-- begin TEXT BLOCK --

Welcome! Thank you for your interest in the Velox project. Before starting to contribute, please take a moment to review the guidelines outlined below.

Contributions are not just about code. Contributing code is great, but that’s probably not the best place to start. There are many ways in which people can make contributions to the project and community.

Code of Conduct

First and foremost, the Velox project and all its contributors and maintainers are governed by a Code of Conduct. When participating, you are expected to uphold this code.

Community

A good first step to getting involved in the Velox project is to participate in conversations in GitHub Issues and Discussions, and join the the Velox-OSS Slack workspace - please reach out to [email protected] to get access.

Components and Maintainers

Velox is logically organized into components, each maintained by a group of individuals. The list of components and their respective maintainers can be found here.

Documentation

Help the community understand how to use the Velox library by proposing additions to our docs or pointing out outdated or missing pieces.

Bug Reports

Found a bug? Help us by filing an issue on GitHub.

Ensure the bug was not already reported by searching GitHub Issues. If you're unable to find an open issue addressing the problem, open a new one. Be sure to include a title and clear description, as much relevant information as possible, and a code sample or an executable test case demonstrating the expected behavior.

Meta has a bounty program for the safe disclosure of security bugs. In those cases, please go through the process outlined on that page and do not file a public issue.

Code Contribution Process

The code contribution process is designed to reduce the burden on reviewers and maintainers, allowing them to provide more timely feedback and keeping the amount of rework from contributors to a minimum.

We encourage new contributors to start with bug fixes and small features so you get familiar with the contributing process, while building relationships with community members. Look for GitHub issues labeled good first issue or consider adding one of the missing Presto SQL functions.

The contribution process is outlined below:

  1. Sign the Contributor License Agreement (CLA). This step needs to be completed only once.

  2. Review the LICENSE file. By contributing to Velox, you agree that your contributions will be licensed under that LICENSE file. This step needs to be completed only once.

  3. Start a discussion by creating a Github Issue, or asking on Slack (unless the change is trivial).

    • This step helps you identify possible collaborators and reviewers.
    • Does the proposed change align with technical vision and project values?
    • Will the change conflict with another change in progress? If so, work with others to minimize impact.
  4. Implement the change.

    • Always follow the coding best practices outlined in the list below.
    • If the change is large, consider posting a draft Github pull request (PR) with the title prefixed with [WIP], and share with collaborators to get early feedback.
    • Give the PR a clear, brief description; when the PR is merged, this will be retained in the extended commit message. Check out How to Write Better Git Commit Messages – A Step-By-Step Guide and How to Write a Git Commit Message to learn more about how to write good commit messages.

-- end TEXT BLOCK --

OBJECTIVE A =
In the records, starting at the line containing "edit-icon[interactable]: ✎ xyxy=(293,214,305,226)" and ending after the line containing "kết quả xyxy=(583,169,674,186)", can you rewrite those lines with "close-icon" renamed to "dismiss-icon" and nothing else altered?

-- begin RECORDS TO PROCESS --

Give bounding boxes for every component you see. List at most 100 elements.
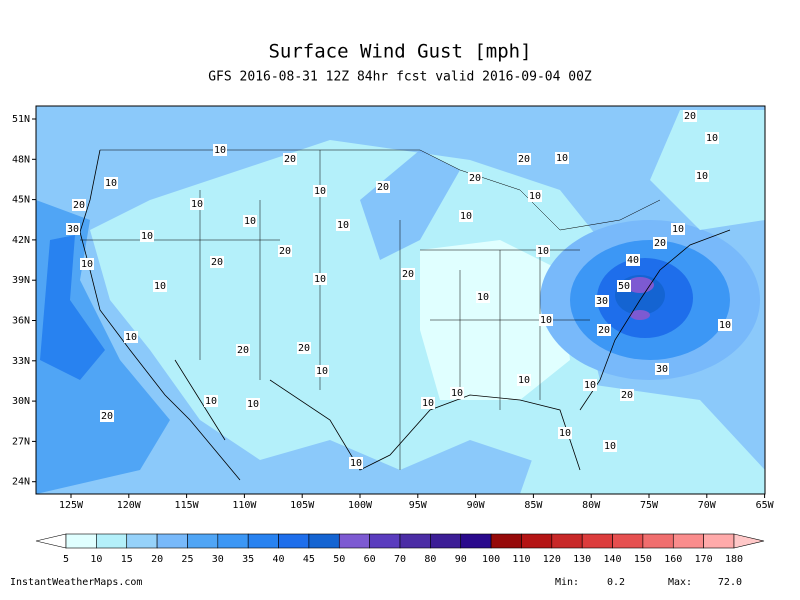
contour-label: 30 (67, 224, 79, 235)
contour-label: 10 (337, 220, 349, 231)
colorbar-label: 35 (242, 554, 254, 565)
colorbar-box (551, 533, 583, 549)
lon-label: 80W (582, 500, 601, 511)
contour-label-bg (140, 230, 154, 242)
contour-label-bg (243, 215, 257, 227)
contour-label: 10 (451, 388, 463, 399)
contour-label-bg (278, 245, 292, 257)
contour-label: 10 (247, 399, 259, 410)
colorbar-box (460, 533, 492, 549)
contour-label-bg (124, 331, 138, 343)
colorbar-arrow (35, 533, 67, 549)
contour-label: 10 (460, 211, 472, 222)
contour-label: 10 (141, 231, 153, 242)
site-name: InstantWeatherMaps.com (10, 577, 142, 588)
lon-label: 115W (175, 500, 200, 511)
contour-label: 10 (719, 320, 731, 331)
colorbar-label: 170 (695, 554, 713, 565)
contour-label-bg (468, 172, 482, 184)
contour-label-bg (517, 153, 531, 165)
colorbar-box (490, 533, 522, 549)
contour-label-bg (421, 397, 435, 409)
colorbar-box (612, 533, 644, 549)
colorbar-box (338, 533, 370, 549)
contour-label-bg (555, 152, 569, 164)
contour-label: 10 (422, 398, 434, 409)
contour-label-bg (626, 254, 640, 266)
contour-label-bg (210, 256, 224, 268)
colorbar-box (156, 533, 188, 549)
colorbar-box (217, 533, 249, 549)
colorbar-box (126, 533, 158, 549)
contour-label-bg (236, 344, 250, 356)
contour-label-bg (80, 258, 94, 270)
contour-label-bg (620, 389, 634, 401)
contour-label: 20 (101, 411, 113, 422)
contour-label-bg (718, 319, 732, 331)
max-value: 72.0 (718, 577, 742, 588)
map-field (36, 106, 765, 494)
contour-label-bg (336, 219, 350, 231)
contour-label-bg (476, 291, 490, 303)
colorbar-box (430, 533, 462, 549)
contour-label-bg (190, 198, 204, 210)
colorbar-box (369, 533, 401, 549)
contour-label: 20 (598, 325, 610, 336)
contour-label: 10 (672, 224, 684, 235)
lon-label: 125W (59, 500, 84, 511)
contour-label-bg (450, 387, 464, 399)
contour-label-bg (313, 273, 327, 285)
lon-label: 85W (524, 500, 543, 511)
lat-label: 24N (12, 477, 30, 488)
lat-label: 30N (12, 396, 30, 407)
contour-label: 10 (350, 458, 362, 469)
contour-label: 10 (205, 396, 217, 407)
contour-label-bg (671, 223, 685, 235)
contour-label: 20 (377, 182, 389, 193)
contour-label: 10 (696, 171, 708, 182)
lat-label: 42N (12, 235, 30, 246)
lon-label: 90W (467, 500, 486, 511)
contour-label-bg (315, 365, 329, 377)
contour-label-bg (655, 363, 669, 375)
contour-label: 20 (654, 238, 666, 249)
contour-label: 20 (621, 390, 633, 401)
contour-label: 10 (314, 274, 326, 285)
contour-label: 30 (656, 364, 668, 375)
colorbar-label: 110 (512, 554, 530, 565)
lat-label: 48N (12, 154, 30, 165)
colorbar-label: 5 (63, 554, 69, 565)
contour-label-bg (695, 170, 709, 182)
contour-label: 20 (518, 154, 530, 165)
lon-label: 105W (290, 500, 315, 511)
contour-label-bg (539, 314, 553, 326)
contour-label: 10 (559, 428, 571, 439)
contour-label: 10 (316, 366, 328, 377)
contour-label: 10 (105, 178, 117, 189)
map-frame (35, 105, 766, 495)
colorbar-label: 10 (90, 554, 102, 565)
contour-label-bg (297, 342, 311, 354)
colorbar-label: 70 (394, 554, 406, 565)
contour-label-bg (517, 374, 531, 386)
colorbar-box (187, 533, 219, 549)
lat-label: 36N (12, 316, 30, 327)
contour-label: 50 (618, 281, 630, 292)
colorbar-label: 25 (181, 554, 193, 565)
contour-label-bg (401, 268, 415, 280)
lon-label: 95W (409, 500, 428, 511)
contour-label: 10 (584, 380, 596, 391)
contour-label: 40 (627, 255, 639, 266)
contour-label: 20 (684, 111, 696, 122)
colorbar-box (247, 533, 279, 549)
lat-label: 27N (12, 436, 30, 447)
contour-label-bg (246, 398, 260, 410)
contour-label-bg (653, 237, 667, 249)
contour-label-bg (558, 427, 572, 439)
colorbar-label: 180 (725, 554, 743, 565)
colorbar-arrow (733, 533, 765, 549)
colorbar-box (65, 533, 97, 549)
lon-label: 65W (756, 500, 775, 511)
colorbar-box (581, 533, 613, 549)
contour-label: 20 (402, 269, 414, 280)
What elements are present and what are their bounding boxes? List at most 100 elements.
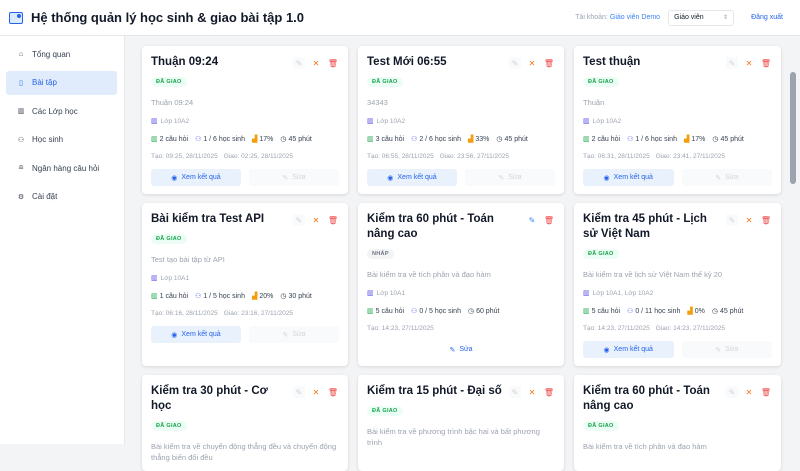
edit-icon[interactable]: ✎ xyxy=(293,214,305,226)
edit-icon[interactable]: ✎ xyxy=(726,57,738,69)
sidebar-item-3[interactable]: ⚇ Học sinh xyxy=(6,128,117,152)
close-icon[interactable]: ✕ xyxy=(312,58,320,68)
sidebar-item-label: Học sinh xyxy=(32,135,64,144)
close-icon[interactable]: ✕ xyxy=(745,387,753,397)
close-icon[interactable]: ✕ xyxy=(745,58,753,68)
completion-percent: 33% xyxy=(475,136,490,143)
view-results-button[interactable]: ◉ Xem kết quả xyxy=(583,169,674,186)
edit-button[interactable]: ✎ Sửa xyxy=(681,341,772,358)
duration: 45 phút xyxy=(288,136,312,143)
status-badge: ĐÃ GIAO xyxy=(151,234,187,244)
card-description: Thuận xyxy=(583,98,605,107)
view-results-button[interactable]: ◉ Xem kết quả xyxy=(367,169,457,186)
book-open-icon: ▥ xyxy=(583,308,590,315)
edit-icon[interactable]: ✎ xyxy=(509,386,521,398)
users-icon: ⚇ xyxy=(627,308,634,315)
assignment-card: Kiểm tra 15 phút - Đại số ✎ ✕ 🗑 ĐÃ GIAO Bà… xyxy=(358,375,564,471)
question-count: 5 câu hỏi xyxy=(375,308,405,315)
app-title: Hệ thống quản lý học sinh & giao bài tập… xyxy=(31,10,305,25)
book-icon: ▥ xyxy=(367,290,374,297)
student-count: 1 / 6 học sinh xyxy=(635,136,677,143)
completion-percent: 0% xyxy=(694,308,705,315)
role-value: Giáo viên xyxy=(674,14,704,21)
card-description: Bài kiểm tra về tích phân và đạo hàm xyxy=(583,442,707,451)
edit-icon: ✎ xyxy=(282,331,289,339)
question-count: 1 câu hỏi xyxy=(159,293,189,300)
edit-icon[interactable]: ✎ xyxy=(726,386,738,398)
sidebar-item-1[interactable]: ▯ Bài tập xyxy=(6,70,117,95)
edit-label: Sửa xyxy=(725,174,739,181)
view-results-label: Xem kết quả xyxy=(397,174,437,181)
trash-icon[interactable]: 🗑 xyxy=(327,387,339,397)
sidebar-item-0[interactable]: ⌂ Tổng quan xyxy=(6,42,117,66)
scrollbar[interactable] xyxy=(790,72,796,184)
close-icon[interactable]: ✕ xyxy=(745,215,753,225)
assigned-date: Giao: 02:25, 28/11/2025 xyxy=(223,153,294,160)
close-icon[interactable]: ✕ xyxy=(312,387,320,397)
question-count: 3 câu hỏi xyxy=(375,136,405,143)
view-results-button[interactable]: ◉ Xem kết quả xyxy=(583,341,674,358)
card-title: Kiểm tra 45 phút - Lịch sử Việt Nam xyxy=(583,213,707,240)
student-count: 1 / 6 học sinh xyxy=(203,136,245,143)
trash-icon[interactable]: 🗑 xyxy=(543,58,555,68)
sidebar-item-label: Các Lớp học xyxy=(32,106,78,116)
edit-button[interactable]: ✎ Sửa xyxy=(681,169,772,186)
edit-icon[interactable]: ✎ xyxy=(293,57,305,69)
logout-link[interactable]: Đăng xuất xyxy=(751,14,783,21)
role-select[interactable]: Giáo viên ⇕ xyxy=(668,9,735,26)
sidebar-item-4[interactable]: ≘ Ngân hàng câu hỏi xyxy=(6,156,117,180)
question-count: 5 câu hỏi xyxy=(591,308,621,315)
sidebar-item-label: Tổng quan xyxy=(32,49,71,59)
edit-label: Sửa xyxy=(459,346,473,353)
student-count: 0 / 5 học sinh xyxy=(419,308,461,315)
account-label: Tài khoản: xyxy=(575,14,608,21)
book-icon: ▥ xyxy=(367,118,374,125)
edit-icon[interactable]: ✎ xyxy=(293,386,305,398)
home-icon: ⌂ xyxy=(18,50,24,58)
card-description: Bài kiểm tra về lịch sử Việt Nam thế kỷ … xyxy=(583,270,723,279)
trash-icon[interactable]: 🗑 xyxy=(543,215,555,225)
close-icon[interactable]: ✕ xyxy=(312,215,320,225)
edit-label: Sửa xyxy=(292,174,306,181)
users-icon: ⚇ xyxy=(411,136,418,143)
trash-icon[interactable]: 🗑 xyxy=(543,387,555,397)
edit-icon[interactable]: ✎ xyxy=(509,57,521,69)
duration: 30 phút xyxy=(288,293,312,300)
edit-icon[interactable]: ✎ xyxy=(528,215,536,225)
eye-icon: ◉ xyxy=(603,346,610,354)
eye-icon: ◉ xyxy=(603,174,610,182)
trash-icon[interactable]: 🗑 xyxy=(760,387,772,397)
duration: 45 phút xyxy=(720,136,744,143)
sidebar-item-2[interactable]: ▥ Các Lớp học xyxy=(6,99,117,123)
chart-icon: ▟ xyxy=(683,136,690,143)
edit-label: Sửa xyxy=(725,346,739,353)
eye-icon: ◉ xyxy=(171,331,178,339)
trash-icon[interactable]: 🗑 xyxy=(760,58,772,68)
question-count: 2 câu hỏi xyxy=(159,136,189,143)
edit-button[interactable]: ✎ Sửa xyxy=(249,169,339,186)
sidebar-item-label: Cài đặt xyxy=(32,192,58,201)
sidebar-item-5[interactable]: ⚙ Cài đặt xyxy=(6,185,117,209)
view-results-label: Xem kết quả xyxy=(181,174,221,181)
edit-button[interactable]: ✎ Sửa xyxy=(249,326,339,343)
assignment-card: Kiểm tra 60 phút - Toán nâng cao ✎ 🗑 NHÁP… xyxy=(358,203,564,366)
view-results-button[interactable]: ◉ Xem kết quả xyxy=(151,326,241,343)
edit-icon[interactable]: ✎ xyxy=(726,214,738,226)
view-results-button[interactable]: ◉ Xem kết quả xyxy=(151,169,241,186)
account-name[interactable]: Giáo viên Demo xyxy=(609,14,661,21)
completion-percent: 17% xyxy=(259,136,274,143)
assignment-card: Kiểm tra 60 phút - Toán nâng cao ✎ ✕ 🗑 ĐÃ … xyxy=(574,375,781,471)
trash-icon[interactable]: 🗑 xyxy=(327,58,339,68)
close-icon[interactable]: ✕ xyxy=(528,58,536,68)
trash-icon[interactable]: 🗑 xyxy=(760,215,772,225)
book-icon: ▥ xyxy=(17,108,25,115)
created-date: Tạo: 14:23, 27/11/2025 xyxy=(583,325,650,332)
question-count: 2 câu hỏi xyxy=(591,136,621,143)
assignment-card: Kiểm tra 45 phút - Lịch sử Việt Nam ✎ ✕ 🗑 … xyxy=(574,203,781,366)
student-count: 2 / 6 học sinh xyxy=(419,136,461,143)
users-icon: ⚇ xyxy=(195,293,202,300)
edit-button[interactable]: ✎ Sửa xyxy=(465,169,555,186)
trash-icon[interactable]: 🗑 xyxy=(327,215,339,225)
close-icon[interactable]: ✕ xyxy=(528,387,536,397)
edit-button[interactable]: ✎ Sửa xyxy=(449,341,472,358)
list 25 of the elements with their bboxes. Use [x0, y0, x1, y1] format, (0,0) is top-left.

-- end RECORDS TO PROCESS --

OBJECTIVE B =
According to the Velox contribution guidelines, what prefix goes on the title of a draft pull request for a large change?

EXERCISE RESPONSE A =
edit-icon[interactable]: ✎ xyxy=(293,214,305,226)
edit-icon[interactable]: ✎ xyxy=(726,57,738,69)
sidebar-item-3[interactable]: ⚇ Học sinh xyxy=(6,128,117,152)
dismiss-icon[interactable]: ✕ xyxy=(312,58,320,68)
sidebar-item-label: Học sinh xyxy=(32,135,64,144)
dismiss-icon[interactable]: ✕ xyxy=(745,387,753,397)
dismiss-icon[interactable]: ✕ xyxy=(745,58,753,68)
completion-percent: 33% xyxy=(475,136,490,143)
view-results-button[interactable]: ◉ Xem kết quả xyxy=(583,169,674,186)

EXERCISE RESPONSE B =
[WIP]